Recorded data:
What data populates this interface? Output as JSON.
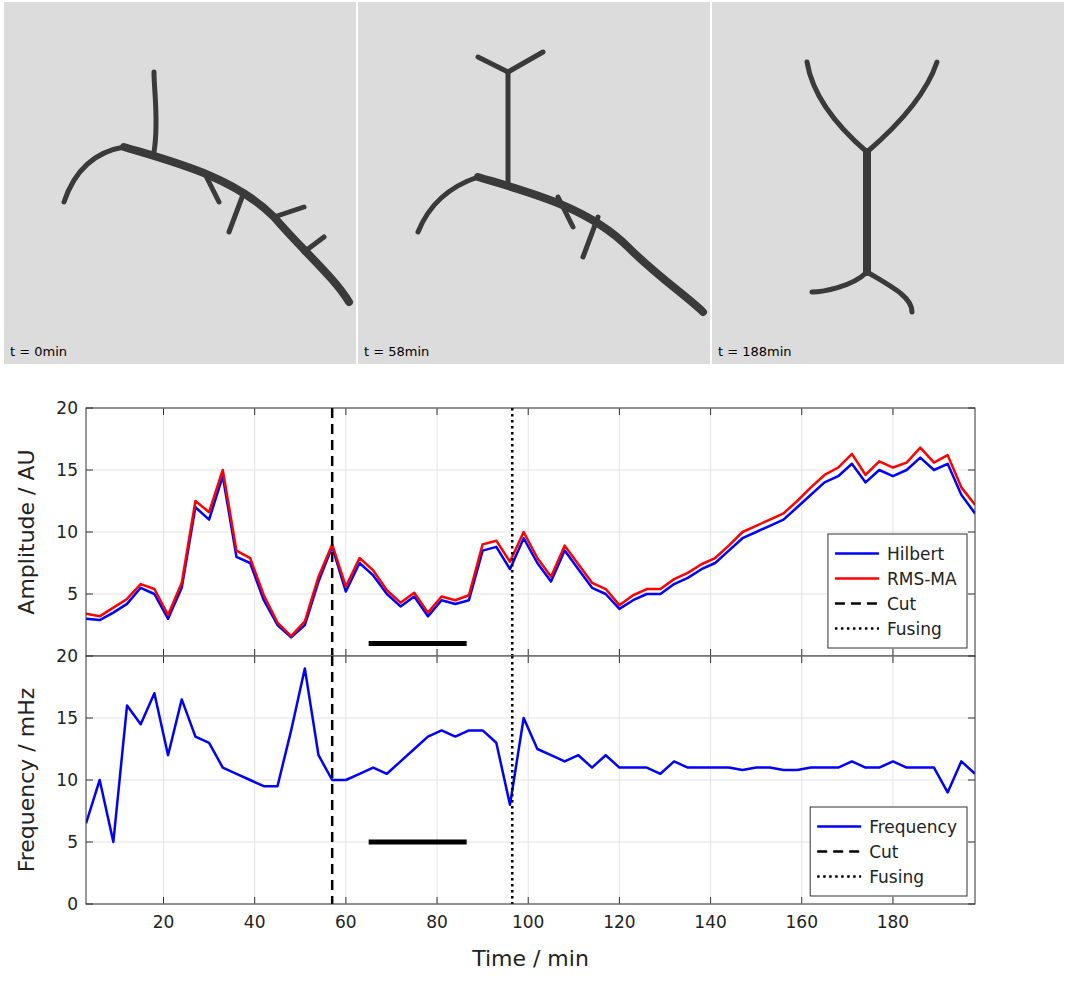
{
  "images": [
    {
      "label": "t = 0min"
    },
    {
      "label": "t = 58min"
    },
    {
      "label": "t = 188min"
    }
  ],
  "chart_data": [
    {
      "type": "line",
      "ylabel": "Amplitude / AU",
      "x": [
        3,
        6,
        9,
        12,
        15,
        18,
        21,
        24,
        27,
        30,
        33,
        36,
        39,
        42,
        45,
        48,
        51,
        54,
        57,
        60,
        63,
        66,
        69,
        72,
        75,
        78,
        81,
        84,
        87,
        90,
        93,
        96,
        99,
        102,
        105,
        108,
        111,
        114,
        117,
        120,
        123,
        126,
        129,
        132,
        135,
        138,
        141,
        144,
        147,
        150,
        153,
        156,
        159,
        162,
        165,
        168,
        171,
        174,
        177,
        180,
        183,
        186,
        189,
        192,
        195,
        198
      ],
      "series": [
        {
          "name": "Hilbert",
          "color": "#0000ff",
          "line_style": "solid",
          "values": [
            3.0,
            2.9,
            3.5,
            4.2,
            5.5,
            5.0,
            3.0,
            5.5,
            12.0,
            11.0,
            14.5,
            8.0,
            7.5,
            4.5,
            2.5,
            1.5,
            2.5,
            6.0,
            8.8,
            5.2,
            7.5,
            6.5,
            5.0,
            4.0,
            4.8,
            3.2,
            4.5,
            4.2,
            4.5,
            8.5,
            8.8,
            7.0,
            9.5,
            7.5,
            6.0,
            8.5,
            7.0,
            5.5,
            5.0,
            3.8,
            4.5,
            5.0,
            5.0,
            5.8,
            6.3,
            7.0,
            7.5,
            8.5,
            9.5,
            10.0,
            10.5,
            11.0,
            12.0,
            13.0,
            14.0,
            14.5,
            15.5,
            14.0,
            15.0,
            14.5,
            15.0,
            16.0,
            15.0,
            15.5,
            13.0,
            11.5
          ]
        },
        {
          "name": "RMS-MA",
          "color": "#ff0000",
          "line_style": "solid",
          "values": [
            3.4,
            3.2,
            3.9,
            4.6,
            5.8,
            5.4,
            3.3,
            5.9,
            12.5,
            11.6,
            15.0,
            8.5,
            7.9,
            4.9,
            2.7,
            1.6,
            2.8,
            6.4,
            9.0,
            5.6,
            7.9,
            6.9,
            5.3,
            4.3,
            5.1,
            3.5,
            4.8,
            4.5,
            4.9,
            9.0,
            9.3,
            7.6,
            10.0,
            7.9,
            6.4,
            8.9,
            7.4,
            5.9,
            5.4,
            4.1,
            4.9,
            5.4,
            5.4,
            6.2,
            6.7,
            7.4,
            7.9,
            8.9,
            10.0,
            10.5,
            11.0,
            11.5,
            12.5,
            13.6,
            14.6,
            15.2,
            16.3,
            14.6,
            15.7,
            15.2,
            15.6,
            16.8,
            15.6,
            16.2,
            13.6,
            12.2
          ]
        }
      ],
      "vlines": [
        {
          "name": "Cut",
          "x": 57,
          "line_style": "dashed"
        },
        {
          "name": "Fusing",
          "x": 96.5,
          "line_style": "dotted"
        }
      ],
      "scale_bars": [
        {
          "x0": 65,
          "x1": 86.5,
          "y": 1
        }
      ],
      "xlim": [
        3,
        198
      ],
      "xticks": [
        20,
        40,
        60,
        80,
        100,
        120,
        140,
        160,
        180
      ],
      "ylim": [
        0,
        20
      ],
      "yticks": [
        5,
        10,
        15,
        20
      ],
      "grid": true,
      "legend": "southeast",
      "tick_labels": "y"
    },
    {
      "type": "line",
      "ylabel": "Frequency / mHz",
      "xlabel": "Time / min",
      "x": [
        3,
        6,
        9,
        12,
        15,
        18,
        21,
        24,
        27,
        30,
        33,
        36,
        39,
        42,
        45,
        48,
        51,
        54,
        57,
        60,
        63,
        66,
        69,
        72,
        75,
        78,
        81,
        84,
        87,
        90,
        93,
        96,
        99,
        102,
        105,
        108,
        111,
        114,
        117,
        120,
        123,
        126,
        129,
        132,
        135,
        138,
        141,
        144,
        147,
        150,
        153,
        156,
        159,
        162,
        165,
        168,
        171,
        174,
        177,
        180,
        183,
        186,
        189,
        192,
        195,
        198
      ],
      "series": [
        {
          "name": "Frequency",
          "color": "#0000ff",
          "line_style": "solid",
          "values": [
            6.5,
            10.0,
            5.0,
            16.0,
            14.5,
            17.0,
            12.0,
            16.5,
            13.5,
            13.0,
            11.0,
            10.5,
            10.0,
            9.5,
            9.5,
            14.0,
            19.0,
            12.0,
            10.0,
            10.0,
            10.5,
            11.0,
            10.5,
            11.5,
            12.5,
            13.5,
            14.0,
            13.5,
            14.0,
            14.0,
            13.0,
            8.0,
            15.0,
            12.5,
            12.0,
            11.5,
            12.0,
            11.0,
            12.0,
            11.0,
            11.0,
            11.0,
            10.5,
            11.5,
            11.0,
            11.0,
            11.0,
            11.0,
            10.8,
            11.0,
            11.0,
            10.8,
            10.8,
            11.0,
            11.0,
            11.0,
            11.5,
            11.0,
            11.0,
            11.5,
            11.0,
            11.0,
            11.0,
            9.0,
            11.5,
            10.5
          ]
        }
      ],
      "vlines": [
        {
          "name": "Cut",
          "x": 57,
          "line_style": "dashed"
        },
        {
          "name": "Fusing",
          "x": 96.5,
          "line_style": "dotted"
        }
      ],
      "scale_bars": [
        {
          "x0": 65,
          "x1": 86.5,
          "y": 5
        }
      ],
      "xlim": [
        3,
        198
      ],
      "xticks": [
        20,
        40,
        60,
        80,
        100,
        120,
        140,
        160,
        180
      ],
      "ylim": [
        0,
        20
      ],
      "yticks": [
        0,
        5,
        10,
        15,
        20
      ],
      "grid": true,
      "legend": "southeast",
      "tick_labels": true
    }
  ]
}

What you have to do:
Your task is to retype all the entries exactly and leave out any pictures.

Written response:
What data populates this interface? Output as JSON.
{
  "images": [
    {
      "label": "t = 0min"
    },
    {
      "label": "t = 58min"
    },
    {
      "label": "t = 188min"
    }
  ],
  "chart_data": [
    {
      "type": "line",
      "ylabel": "Amplitude / AU",
      "x": [
        3,
        6,
        9,
        12,
        15,
        18,
        21,
        24,
        27,
        30,
        33,
        36,
        39,
        42,
        45,
        48,
        51,
        54,
        57,
        60,
        63,
        66,
        69,
        72,
        75,
        78,
        81,
        84,
        87,
        90,
        93,
        96,
        99,
        102,
        105,
        108,
        111,
        114,
        117,
        120,
        123,
        126,
        129,
        132,
        135,
        138,
        141,
        144,
        147,
        150,
        153,
        156,
        159,
        162,
        165,
        168,
        171,
        174,
        177,
        180,
        183,
        186,
        189,
        192,
        195,
        198
      ],
      "series": [
        {
          "name": "Hilbert",
          "color": "#0000ff",
          "line_style": "solid",
          "values": [
            3.0,
            2.9,
            3.5,
            4.2,
            5.5,
            5.0,
            3.0,
            5.5,
            12.0,
            11.0,
            14.5,
            8.0,
            7.5,
            4.5,
            2.5,
            1.5,
            2.5,
            6.0,
            8.8,
            5.2,
            7.5,
            6.5,
            5.0,
            4.0,
            4.8,
            3.2,
            4.5,
            4.2,
            4.5,
            8.5,
            8.8,
            7.0,
            9.5,
            7.5,
            6.0,
            8.5,
            7.0,
            5.5,
            5.0,
            3.8,
            4.5,
            5.0,
            5.0,
            5.8,
            6.3,
            7.0,
            7.5,
            8.5,
            9.5,
            10.0,
            10.5,
            11.0,
            12.0,
            13.0,
            14.0,
            14.5,
            15.5,
            14.0,
            15.0,
            14.5,
            15.0,
            16.0,
            15.0,
            15.5,
            13.0,
            11.5
          ]
        },
        {
          "name": "RMS-MA",
          "color": "#ff0000",
          "line_style": "solid",
          "values": [
            3.4,
            3.2,
            3.9,
            4.6,
            5.8,
            5.4,
            3.3,
            5.9,
            12.5,
            11.6,
            15.0,
            8.5,
            7.9,
            4.9,
            2.7,
            1.6,
            2.8,
            6.4,
            9.0,
            5.6,
            7.9,
            6.9,
            5.3,
            4.3,
            5.1,
            3.5,
            4.8,
            4.5,
            4.9,
            9.0,
            9.3,
            7.6,
            10.0,
            7.9,
            6.4,
            8.9,
            7.4,
            5.9,
            5.4,
            4.1,
            4.9,
            5.4,
            5.4,
            6.2,
            6.7,
            7.4,
            7.9,
            8.9,
            10.0,
            10.5,
            11.0,
            11.5,
            12.5,
            13.6,
            14.6,
            15.2,
            16.3,
            14.6,
            15.7,
            15.2,
            15.6,
            16.8,
            15.6,
            16.2,
            13.6,
            12.2
          ]
        }
      ],
      "vlines": [
        {
          "name": "Cut",
          "x": 57,
          "line_style": "dashed"
        },
        {
          "name": "Fusing",
          "x": 96.5,
          "line_style": "dotted"
        }
      ],
      "scale_bars": [
        {
          "x0": 65,
          "x1": 86.5,
          "y": 1
        }
      ],
      "xlim": [
        3,
        198
      ],
      "xticks": [
        20,
        40,
        60,
        80,
        100,
        120,
        140,
        160,
        180
      ],
      "ylim": [
        0,
        20
      ],
      "yticks": [
        5,
        10,
        15,
        20
      ],
      "grid": true,
      "legend": "southeast",
      "tick_labels": "y"
    },
    {
      "type": "line",
      "ylabel": "Frequency / mHz",
      "xlabel": "Time / min",
      "x": [
        3,
        6,
        9,
        12,
        15,
        18,
        21,
        24,
        27,
        30,
        33,
        36,
        39,
        42,
        45,
        48,
        51,
        54,
        57,
        60,
        63,
        66,
        69,
        72,
        75,
        78,
        81,
        84,
        87,
        90,
        93,
        96,
        99,
        102,
        105,
        108,
        111,
        114,
        117,
        120,
        123,
        126,
        129,
        132,
        135,
        138,
        141,
        144,
        147,
        150,
        153,
        156,
        159,
        162,
        165,
        168,
        171,
        174,
        177,
        180,
        183,
        186,
        189,
        192,
        195,
        198
      ],
      "series": [
        {
          "name": "Frequency",
          "color": "#0000ff",
          "line_style": "solid",
          "values": [
            6.5,
            10.0,
            5.0,
            16.0,
            14.5,
            17.0,
            12.0,
            16.5,
            13.5,
            13.0,
            11.0,
            10.5,
            10.0,
            9.5,
            9.5,
            14.0,
            19.0,
            12.0,
            10.0,
            10.0,
            10.5,
            11.0,
            10.5,
            11.5,
            12.5,
            13.5,
            14.0,
            13.5,
            14.0,
            14.0,
            13.0,
            8.0,
            15.0,
            12.5,
            12.0,
            11.5,
            12.0,
            11.0,
            12.0,
            11.0,
            11.0,
            11.0,
            10.5,
            11.5,
            11.0,
            11.0,
            11.0,
            11.0,
            10.8,
            11.0,
            11.0,
            10.8,
            10.8,
            11.0,
            11.0,
            11.0,
            11.5,
            11.0,
            11.0,
            11.5,
            11.0,
            11.0,
            11.0,
            9.0,
            11.5,
            10.5
          ]
        }
      ],
      "vlines": [
        {
          "name": "Cut",
          "x": 57,
          "line_style": "dashed"
        },
        {
          "name": "Fusing",
          "x": 96.5,
          "line_style": "dotted"
        }
      ],
      "scale_bars": [
        {
          "x0": 65,
          "x1": 86.5,
          "y": 5
        }
      ],
      "xlim": [
        3,
        198
      ],
      "xticks": [
        20,
        40,
        60,
        80,
        100,
        120,
        140,
        160,
        180
      ],
      "ylim": [
        0,
        20
      ],
      "yticks": [
        0,
        5,
        10,
        15,
        20
      ],
      "grid": true,
      "legend": "southeast",
      "tick_labels": true
    }
  ]
}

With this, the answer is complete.